- Task description -
Gather each line containing the string "name" from these entries.

- Listed records -
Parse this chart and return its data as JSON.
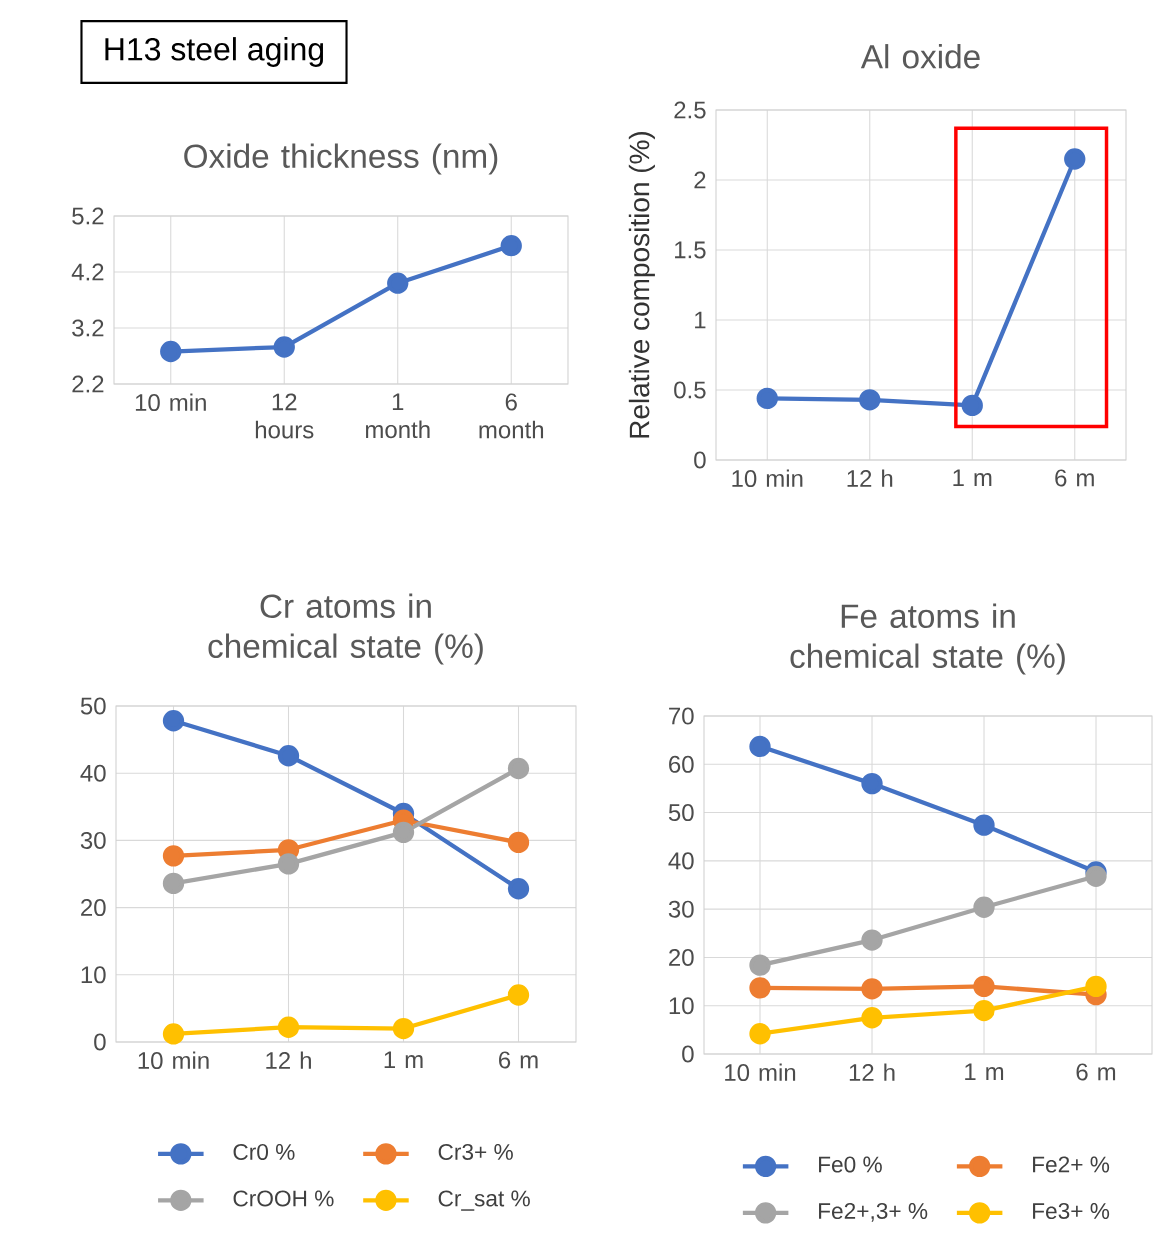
{
  "chart_data": [
    {
      "type": "other",
      "title": "H13 steel aging"
    },
    {
      "type": "line",
      "title": "Oxide thickness (nm)",
      "categories": [
        "10 min",
        "12 hours",
        "1 month",
        "6 month"
      ],
      "values": [
        2.78,
        2.86,
        4.0,
        4.67
      ],
      "color": "#4472c4",
      "ylim": [
        2.2,
        5.2
      ],
      "yticks": [
        2.2,
        3.2,
        4.2,
        5.2
      ],
      "grid": true,
      "marker": "circle",
      "line_style": "solid"
    },
    {
      "type": "line",
      "title": "Al oxide",
      "ylabel": "Relative composition (%)",
      "categories": [
        "10 min",
        "12 h",
        "1 m",
        "6 m"
      ],
      "values": [
        0.44,
        0.43,
        0.39,
        2.15
      ],
      "color": "#4472c4",
      "ylim": [
        0,
        2.5
      ],
      "yticks": [
        0,
        0.5,
        1,
        1.5,
        2,
        2.5
      ],
      "grid": true,
      "marker": "circle",
      "line_style": "solid"
    },
    {
      "type": "line",
      "title": "Cr atoms in chemical state (%)",
      "categories": [
        "10 min",
        "12 h",
        "1 m",
        "6 m"
      ],
      "ylim": [
        0,
        50
      ],
      "yticks": [
        0,
        10,
        20,
        30,
        40,
        50
      ],
      "grid": true,
      "marker": "circle",
      "line_style": "solid",
      "legend": "bottom",
      "series": [
        {
          "name": "Cr0 %",
          "color": "#4472c4",
          "values": [
            47.8,
            42.6,
            34.0,
            22.8
          ]
        },
        {
          "name": "Cr3+ %",
          "color": "#ed7d31",
          "values": [
            27.7,
            28.6,
            33.0,
            29.7
          ]
        },
        {
          "name": "CrOOH %",
          "color": "#a5a5a5",
          "values": [
            23.6,
            26.5,
            31.2,
            40.7
          ]
        },
        {
          "name": "Cr_sat %",
          "color": "#ffc000",
          "values": [
            1.2,
            2.2,
            2.0,
            7.0
          ]
        }
      ]
    },
    {
      "type": "line",
      "title": "Fe atoms in chemical state (%)",
      "categories": [
        "10 min",
        "12 h",
        "1 m",
        "6 m"
      ],
      "ylim": [
        0,
        70
      ],
      "yticks": [
        0,
        10,
        20,
        30,
        40,
        50,
        60,
        70
      ],
      "grid": true,
      "marker": "circle",
      "line_style": "solid",
      "legend": "bottom",
      "series": [
        {
          "name": "Fe0 %",
          "color": "#4472c4",
          "values": [
            63.7,
            56.0,
            47.4,
            37.7
          ]
        },
        {
          "name": "Fe2+ %",
          "color": "#ed7d31",
          "values": [
            13.7,
            13.5,
            14.0,
            12.3
          ]
        },
        {
          "name": "Fe2+,3+ %",
          "color": "#a5a5a5",
          "values": [
            18.4,
            23.6,
            30.4,
            36.8
          ]
        },
        {
          "name": "Fe3+ %",
          "color": "#ffc000",
          "values": [
            4.2,
            7.5,
            9.0,
            14.0
          ]
        }
      ]
    }
  ]
}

- Response to the exercise -
          "name": "Cr0 %",
          "name": "Cr3+ %",
          "name": "CrOOH %",
          "name": "Cr_sat %",
          "name": "Fe0 %",
          "name": "Fe2+ %",
          "name": "Fe2+,3+ %",
          "name": "Fe3+ %",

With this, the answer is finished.